- _Exercise_: Copy all of the material word for word, except for the pictures.

[Data section start]

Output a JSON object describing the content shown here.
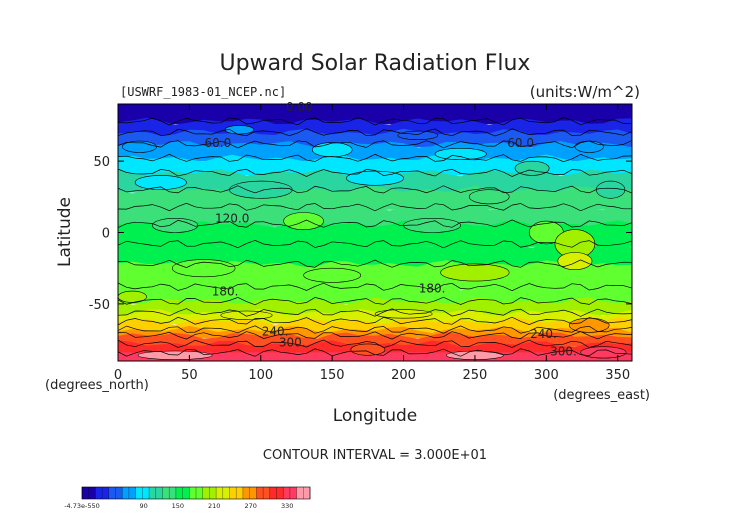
{
  "chart_data": {
    "type": "heatmap",
    "title": "Upward Solar Radiation Flux",
    "file_label": "[USWRF_1983-01_NCEP.nc]",
    "units_label": "(units:W/m^2)",
    "xlabel": "Longitude",
    "ylabel": "Latitude",
    "x_unit_label": "(degrees_east)",
    "y_unit_label": "(degrees_north)",
    "xlim": [
      0,
      360
    ],
    "ylim": [
      -90,
      90
    ],
    "x_ticks": [
      "0",
      "50",
      "100",
      "150",
      "200",
      "250",
      "300",
      "350"
    ],
    "y_ticks": [
      "50",
      "0",
      "-50"
    ],
    "contour_interval_text": "CONTOUR INTERVAL = 3.000E+01",
    "contour_labels": [
      {
        "text": "0.00",
        "lon": 127,
        "lat": 85
      },
      {
        "text": "60.0",
        "lon": 70,
        "lat": 60
      },
      {
        "text": "60.0",
        "lon": 282,
        "lat": 60
      },
      {
        "text": "120.0",
        "lon": 80,
        "lat": 7
      },
      {
        "text": "180.",
        "lon": 75,
        "lat": -44
      },
      {
        "text": "180.",
        "lon": 220,
        "lat": -42
      },
      {
        "text": "240.",
        "lon": 110,
        "lat": -72
      },
      {
        "text": "240.",
        "lon": 298,
        "lat": -74
      },
      {
        "text": "300.",
        "lon": 122,
        "lat": -80
      },
      {
        "text": "300.",
        "lon": 312,
        "lat": -86
      }
    ],
    "colorbar": {
      "tick_labels": [
        "-4.73e-550",
        "90",
        "150",
        "210",
        "270",
        "330"
      ],
      "levels": [
        0,
        330
      ],
      "colors": [
        "#1a00a8",
        "#1a24e6",
        "#1a5af0",
        "#00a0ff",
        "#00e6ff",
        "#2ad6a0",
        "#3ce07a",
        "#00f050",
        "#60ff30",
        "#a0f000",
        "#d8f000",
        "#ffd000",
        "#ff9800",
        "#ff5020",
        "#ff2a2a",
        "#ff3a60",
        "#ff9aa8"
      ]
    }
  }
}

[Data section end]

- _Task solution_:
Output a JSON object describing the content shown here.
{
  "chart_data": {
    "type": "heatmap",
    "title": "Upward Solar Radiation Flux",
    "file_label": "[USWRF_1983-01_NCEP.nc]",
    "units_label": "(units:W/m^2)",
    "xlabel": "Longitude",
    "ylabel": "Latitude",
    "x_unit_label": "(degrees_east)",
    "y_unit_label": "(degrees_north)",
    "xlim": [
      0,
      360
    ],
    "ylim": [
      -90,
      90
    ],
    "x_ticks": [
      "0",
      "50",
      "100",
      "150",
      "200",
      "250",
      "300",
      "350"
    ],
    "y_ticks": [
      "50",
      "0",
      "-50"
    ],
    "contour_interval_text": "CONTOUR INTERVAL = 3.000E+01",
    "contour_labels": [
      {
        "text": "0.00",
        "lon": 127,
        "lat": 85
      },
      {
        "text": "60.0",
        "lon": 70,
        "lat": 60
      },
      {
        "text": "60.0",
        "lon": 282,
        "lat": 60
      },
      {
        "text": "120.0",
        "lon": 80,
        "lat": 7
      },
      {
        "text": "180.",
        "lon": 75,
        "lat": -44
      },
      {
        "text": "180.",
        "lon": 220,
        "lat": -42
      },
      {
        "text": "240.",
        "lon": 110,
        "lat": -72
      },
      {
        "text": "240.",
        "lon": 298,
        "lat": -74
      },
      {
        "text": "300.",
        "lon": 122,
        "lat": -80
      },
      {
        "text": "300.",
        "lon": 312,
        "lat": -86
      }
    ],
    "colorbar": {
      "tick_labels": [
        "-4.73e-550",
        "90",
        "150",
        "210",
        "270",
        "330"
      ],
      "levels": [
        0,
        330
      ],
      "colors": [
        "#1a00a8",
        "#1a24e6",
        "#1a5af0",
        "#00a0ff",
        "#00e6ff",
        "#2ad6a0",
        "#3ce07a",
        "#00f050",
        "#60ff30",
        "#a0f000",
        "#d8f000",
        "#ffd000",
        "#ff9800",
        "#ff5020",
        "#ff2a2a",
        "#ff3a60",
        "#ff9aa8"
      ]
    }
  }
}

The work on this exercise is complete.